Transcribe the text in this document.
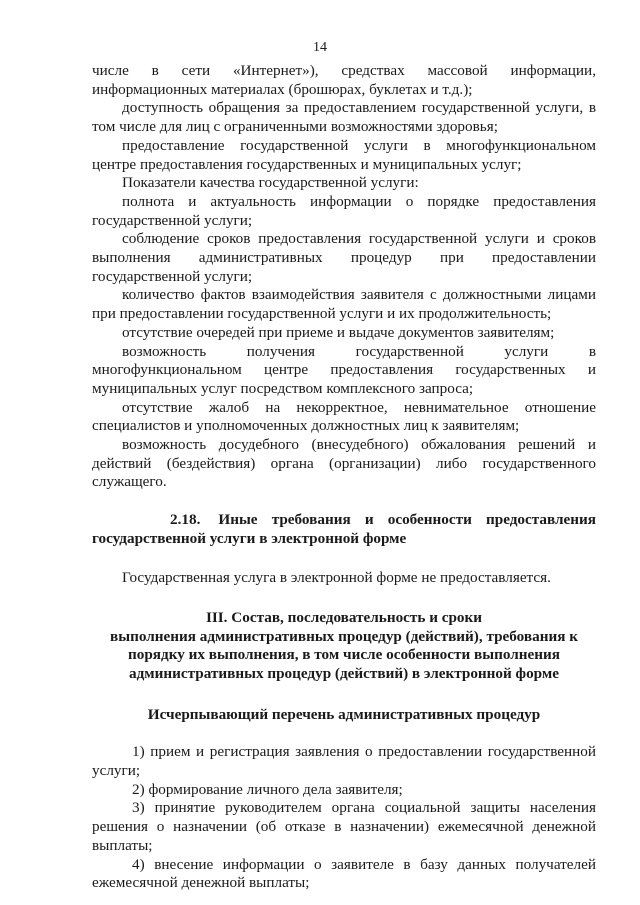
14

числе в сети «Интернет»), средствах массовой информации, информационных материалах (брошюрах, буклетах и т.д.);

доступность обращения за предоставлением государственной услуги, в том числе для лиц с ограниченными возможностями здоровья;

предоставление государственной услуги в многофункциональном центре предоставления государственных и муниципальных услуг;

Показатели качества государственной услуги:

полнота и актуальность информации о порядке предоставления государственной услуги;

соблюдение сроков предоставления государственной услуги и сроков выполнения административных процедур при предоставлении государственной услуги;

количество фактов взаимодействия заявителя с должностными лицами при предоставлении государственной услуги и их продолжительность;

отсутствие очередей при приеме и выдаче документов заявителям;

возможность получения государственной услуги в многофункциональном центре предоставления государственных и муниципальных услуг посредством комплексного запроса;

отсутствие жалоб на некорректное, невнимательное отношение специалистов и уполномоченных должностных лиц к заявителям;

возможность досудебного (внесудебного) обжалования решений и действий (бездействия) органа (организации) либо государственного служащего.

2.18. Иные требования и особенности предоставления государственной услуги в электронной форме

Государственная услуга в электронной форме не предоставляется.

III. Состав, последовательность и сроки
выполнения административных процедур (действий), требования к
порядку их выполнения, в том числе особенности выполнения
административных процедур (действий) в электронной форме
Исчерпывающий перечень административных процедур

1) прием и регистрация заявления о предоставлении государственной услуги;

2) формирование личного дела заявителя;

3) принятие руководителем органа социальной защиты населения решения о назначении (об отказе в назначении) ежемесячной денежной выплаты;

4) внесение информации о заявителе в базу данных получателей ежемесячной денежной выплаты;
**********
▸ Directions for this task: Quote the material word for word, dropping any images it holds.

▸ Problem solution:
Transcribe the text in this document.
14

числе в сети «Интернет»), средствах массовой информации, информационных материалах (брошюрах, буклетах и т.д.);

доступность обращения за предоставлением государственной услуги, в том числе для лиц с ограниченными возможностями здоровья;

предоставление государственной услуги в многофункциональном центре предоставления государственных и муниципальных услуг;

Показатели качества государственной услуги:

полнота и актуальность информации о порядке предоставления государственной услуги;

соблюдение сроков предоставления государственной услуги и сроков выполнения административных процедур при предоставлении государственной услуги;

количество фактов взаимодействия заявителя с должностными лицами при предоставлении государственной услуги и их продолжительность;

отсутствие очередей при приеме и выдаче документов заявителям;

возможность получения государственной услуги в многофункциональном центре предоставления государственных и муниципальных услуг посредством комплексного запроса;

отсутствие жалоб на некорректное, невнимательное отношение специалистов и уполномоченных должностных лиц к заявителям;

возможность досудебного (внесудебного) обжалования решений и действий (бездействия) органа (организации) либо государственного служащего.

2.18. Иные требования и особенности предоставления государственной услуги в электронной форме

Государственная услуга в электронной форме не предоставляется.

III. Состав, последовательность и сроки
выполнения административных процедур (действий), требования к
порядку их выполнения, в том числе особенности выполнения
административных процедур (действий) в электронной форме
Исчерпывающий перечень административных процедур

1) прием и регистрация заявления о предоставлении государственной услуги;

2) формирование личного дела заявителя;

3) принятие руководителем органа социальной защиты населения решения о назначении (об отказе в назначении) ежемесячной денежной выплаты;

4) внесение информации о заявителе в базу данных получателей ежемесячной денежной выплаты;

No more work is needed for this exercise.